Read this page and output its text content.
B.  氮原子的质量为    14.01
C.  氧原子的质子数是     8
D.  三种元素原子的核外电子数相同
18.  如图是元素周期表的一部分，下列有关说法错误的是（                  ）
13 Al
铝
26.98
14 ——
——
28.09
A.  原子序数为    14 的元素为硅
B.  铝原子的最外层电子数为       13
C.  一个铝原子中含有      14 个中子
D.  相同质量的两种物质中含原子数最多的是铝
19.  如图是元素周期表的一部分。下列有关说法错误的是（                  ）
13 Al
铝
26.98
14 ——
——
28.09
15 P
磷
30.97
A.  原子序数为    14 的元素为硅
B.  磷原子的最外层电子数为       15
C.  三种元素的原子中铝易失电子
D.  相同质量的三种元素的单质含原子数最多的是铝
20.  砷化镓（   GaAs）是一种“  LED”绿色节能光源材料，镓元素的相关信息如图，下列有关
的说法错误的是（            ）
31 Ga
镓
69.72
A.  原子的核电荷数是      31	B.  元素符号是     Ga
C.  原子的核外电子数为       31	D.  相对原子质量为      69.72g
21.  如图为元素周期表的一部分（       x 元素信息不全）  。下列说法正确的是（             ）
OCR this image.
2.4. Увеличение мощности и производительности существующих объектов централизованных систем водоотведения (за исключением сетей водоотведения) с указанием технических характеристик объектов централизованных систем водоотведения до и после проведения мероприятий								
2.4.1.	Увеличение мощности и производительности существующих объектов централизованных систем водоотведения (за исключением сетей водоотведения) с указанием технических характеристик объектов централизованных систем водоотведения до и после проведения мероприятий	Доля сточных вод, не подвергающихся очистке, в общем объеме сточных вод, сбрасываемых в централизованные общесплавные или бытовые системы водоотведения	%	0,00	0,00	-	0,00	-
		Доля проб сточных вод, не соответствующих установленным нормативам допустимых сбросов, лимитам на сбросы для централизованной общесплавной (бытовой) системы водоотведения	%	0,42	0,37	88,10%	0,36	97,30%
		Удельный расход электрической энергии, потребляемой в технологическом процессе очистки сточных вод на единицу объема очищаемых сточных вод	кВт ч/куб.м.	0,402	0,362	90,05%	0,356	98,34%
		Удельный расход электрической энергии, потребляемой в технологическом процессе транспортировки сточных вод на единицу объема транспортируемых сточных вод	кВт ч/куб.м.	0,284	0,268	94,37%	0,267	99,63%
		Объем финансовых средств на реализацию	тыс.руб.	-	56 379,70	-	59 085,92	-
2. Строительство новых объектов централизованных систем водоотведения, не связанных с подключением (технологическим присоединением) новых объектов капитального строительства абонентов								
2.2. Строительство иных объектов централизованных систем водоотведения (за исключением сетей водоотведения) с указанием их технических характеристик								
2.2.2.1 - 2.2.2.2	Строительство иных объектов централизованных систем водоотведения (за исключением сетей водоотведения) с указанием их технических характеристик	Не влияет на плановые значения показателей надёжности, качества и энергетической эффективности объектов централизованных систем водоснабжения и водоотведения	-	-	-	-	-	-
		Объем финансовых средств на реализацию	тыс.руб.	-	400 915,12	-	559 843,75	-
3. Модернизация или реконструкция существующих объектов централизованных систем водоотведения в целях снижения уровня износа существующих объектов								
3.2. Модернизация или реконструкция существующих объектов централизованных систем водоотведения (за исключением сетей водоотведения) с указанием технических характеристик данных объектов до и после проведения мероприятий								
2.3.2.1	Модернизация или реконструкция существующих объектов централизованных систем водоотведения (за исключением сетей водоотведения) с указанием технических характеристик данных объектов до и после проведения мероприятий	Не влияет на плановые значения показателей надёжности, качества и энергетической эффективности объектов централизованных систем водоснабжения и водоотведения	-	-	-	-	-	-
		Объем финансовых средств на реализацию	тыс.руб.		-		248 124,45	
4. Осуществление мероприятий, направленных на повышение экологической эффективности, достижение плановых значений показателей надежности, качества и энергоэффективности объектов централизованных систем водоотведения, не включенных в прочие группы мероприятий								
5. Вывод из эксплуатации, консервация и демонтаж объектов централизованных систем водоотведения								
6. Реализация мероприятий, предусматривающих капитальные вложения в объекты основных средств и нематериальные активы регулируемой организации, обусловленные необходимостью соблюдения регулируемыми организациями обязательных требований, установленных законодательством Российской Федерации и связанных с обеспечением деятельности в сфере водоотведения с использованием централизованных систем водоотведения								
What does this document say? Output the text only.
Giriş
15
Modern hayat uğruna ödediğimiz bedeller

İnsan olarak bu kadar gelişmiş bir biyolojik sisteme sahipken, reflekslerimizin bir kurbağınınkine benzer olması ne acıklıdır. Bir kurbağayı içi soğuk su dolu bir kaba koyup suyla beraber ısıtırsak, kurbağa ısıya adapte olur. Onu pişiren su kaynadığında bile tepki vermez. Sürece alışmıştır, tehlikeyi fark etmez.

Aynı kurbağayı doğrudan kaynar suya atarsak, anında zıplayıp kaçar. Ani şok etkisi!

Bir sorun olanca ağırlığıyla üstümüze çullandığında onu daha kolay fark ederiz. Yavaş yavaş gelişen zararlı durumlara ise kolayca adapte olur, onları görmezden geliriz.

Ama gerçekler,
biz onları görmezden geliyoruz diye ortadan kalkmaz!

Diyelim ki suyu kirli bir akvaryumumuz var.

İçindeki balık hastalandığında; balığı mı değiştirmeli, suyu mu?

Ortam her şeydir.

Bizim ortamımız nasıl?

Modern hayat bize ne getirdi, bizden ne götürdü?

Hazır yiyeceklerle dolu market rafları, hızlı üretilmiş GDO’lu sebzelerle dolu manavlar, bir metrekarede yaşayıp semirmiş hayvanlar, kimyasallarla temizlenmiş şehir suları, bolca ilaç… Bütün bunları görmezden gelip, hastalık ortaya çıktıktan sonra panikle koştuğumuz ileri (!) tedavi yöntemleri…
******
=== STATED TASK ===
Repeat every record, keeping each word and mark exactly as it is.

=== COMPLETE ANSWER ===
Read this page and output its text content.
B.  氮原子的质量为    14.01
C.  氧原子的质子数是     8
D.  三种元素原子的核外电子数相同
18.  如图是元素周期表的一部分，下列有关说法错误的是（                  ）
13 Al
铝
26.98
14 ——
——
28.09
A.  原子序数为    14 的元素为硅
B.  铝原子的最外层电子数为       13
C.  一个铝原子中含有      14 个中子
D.  相同质量的两种物质中含原子数最多的是铝
19.  如图是元素周期表的一部分。下列有关说法错误的是（                  ）
13 Al
铝
26.98
14 ——
——
28.09
15 P
磷
30.97
A.  原子序数为    14 的元素为硅
B.  磷原子的最外层电子数为       15
C.  三种元素的原子中铝易失电子
D.  相同质量的三种元素的单质含原子数最多的是铝
20.  砷化镓（   GaAs）是一种“  LED”绿色节能光源材料，镓元素的相关信息如图，下列有关
的说法错误的是（            ）
31 Ga
镓
69.72
A.  原子的核电荷数是      31	B.  元素符号是     Ga
C.  原子的核外电子数为       31	D.  相对原子质量为      69.72g
21.  如图为元素周期表的一部分（       x 元素信息不全）  。下列说法正确的是（             ）
OCR this image.
2.4. Увеличение мощности и производительности существующих объектов централизованных систем водоотведения (за исключением сетей водоотведения) с указанием технических характеристик объектов централизованных систем водоотведения до и после проведения мероприятий								
2.4.1.	Увеличение мощности и производительности существующих объектов централизованных систем водоотведения (за исключением сетей водоотведения) с указанием технических характеристик объектов централизованных систем водоотведения до и после проведения мероприятий	Доля сточных вод, не подвергающихся очистке, в общем объеме сточных вод, сбрасываемых в централизованные общесплавные или бытовые системы водоотведения	%	0,00	0,00	-	0,00	-
		Доля проб сточных вод, не соответствующих установленным нормативам допустимых сбросов, лимитам на сбросы для централизованной общесплавной (бытовой) системы водоотведения	%	0,42	0,37	88,10%	0,36	97,30%
		Удельный расход электрической энергии, потребляемой в технологическом процессе очистки сточных вод на единицу объема очищаемых сточных вод	кВт ч/куб.м.	0,402	0,362	90,05%	0,356	98,34%
		Удельный расход электрической энергии, потребляемой в технологическом процессе транспортировки сточных вод на единицу объема транспортируемых сточных вод	кВт ч/куб.м.	0,284	0,268	94,37%	0,267	99,63%
		Объем финансовых средств на реализацию	тыс.руб.	-	56 379,70	-	59 085,92	-
2. Строительство новых объектов централизованных систем водоотведения, не связанных с подключением (технологическим присоединением) новых объектов капитального строительства абонентов								
2.2. Строительство иных объектов централизованных систем водоотведения (за исключением сетей водоотведения) с указанием их технических характеристик								
2.2.2.1 - 2.2.2.2	Строительство иных объектов централизованных систем водоотведения (за исключением сетей водоотведения) с указанием их технических характеристик	Не влияет на плановые значения показателей надёжности, качества и энергетической эффективности объектов централизованных систем водоснабжения и водоотведения	-	-	-	-	-	-
		Объем финансовых средств на реализацию	тыс.руб.	-	400 915,12	-	559 843,75	-
3. Модернизация или реконструкция существующих объектов централизованных систем водоотведения в целях снижения уровня износа существующих объектов								
3.2. Модернизация или реконструкция существующих объектов централизованных систем водоотведения (за исключением сетей водоотведения) с указанием технических характеристик данных объектов до и после проведения мероприятий								
2.3.2.1	Модернизация или реконструкция существующих объектов централизованных систем водоотведения (за исключением сетей водоотведения) с указанием технических характеристик данных объектов до и после проведения мероприятий	Не влияет на плановые значения показателей надёжности, качества и энергетической эффективности объектов централизованных систем водоснабжения и водоотведения	-	-	-	-	-	-
		Объем финансовых средств на реализацию	тыс.руб.		-		248 124,45	
4. Осуществление мероприятий, направленных на повышение экологической эффективности, достижение плановых значений показателей надежности, качества и энергоэффективности объектов централизованных систем водоотведения, не включенных в прочие группы мероприятий								
5. Вывод из эксплуатации, консервация и демонтаж объектов централизованных систем водоотведения								
6. Реализация мероприятий, предусматривающих капитальные вложения в объекты основных средств и нематериальные активы регулируемой организации, обусловленные необходимостью соблюдения регулируемыми организациями обязательных требований, установленных законодательством Российской Федерации и связанных с обеспечением деятельности в сфере водоотведения с использованием централизованных систем водоотведения								
What does this document say? Output the text only.
Giriş
15
Modern hayat uğruna ödediğimiz bedeller

İnsan olarak bu kadar gelişmiş bir biyolojik sisteme sahipken, reflekslerimizin bir kurbağınınkine benzer olması ne acıklıdır. Bir kurbağayı içi soğuk su dolu bir kaba koyup suyla beraber ısıtırsak, kurbağa ısıya adapte olur. Onu pişiren su kaynadığında bile tepki vermez. Sürece alışmıştır, tehlikeyi fark etmez.

Aynı kurbağayı doğrudan kaynar suya atarsak, anında zıplayıp kaçar. Ani şok etkisi!

Bir sorun olanca ağırlığıyla üstümüze çullandığında onu daha kolay fark ederiz. Yavaş yavaş gelişen zararlı durumlara ise kolayca adapte olur, onları görmezden geliriz.

Ama gerçekler,
biz onları görmezden geliyoruz diye ortadan kalkmaz!

Diyelim ki suyu kirli bir akvaryumumuz var.

İçindeki balık hastalandığında; balığı mı değiştirmeli, suyu mu?

Ortam her şeydir.

Bizim ortamımız nasıl?

Modern hayat bize ne getirdi, bizden ne götürdü?

Hazır yiyeceklerle dolu market rafları, hızlı üretilmiş GDO’lu sebzelerle dolu manavlar, bir metrekarede yaşayıp semirmiş hayvanlar, kimyasallarla temizlenmiş şehir suları, bolca ilaç… Bütün bunları görmezden gelip, hastalık ortaya çıktıktan sonra panikle koştuğumuz ileri (!) tedavi yöntemleri…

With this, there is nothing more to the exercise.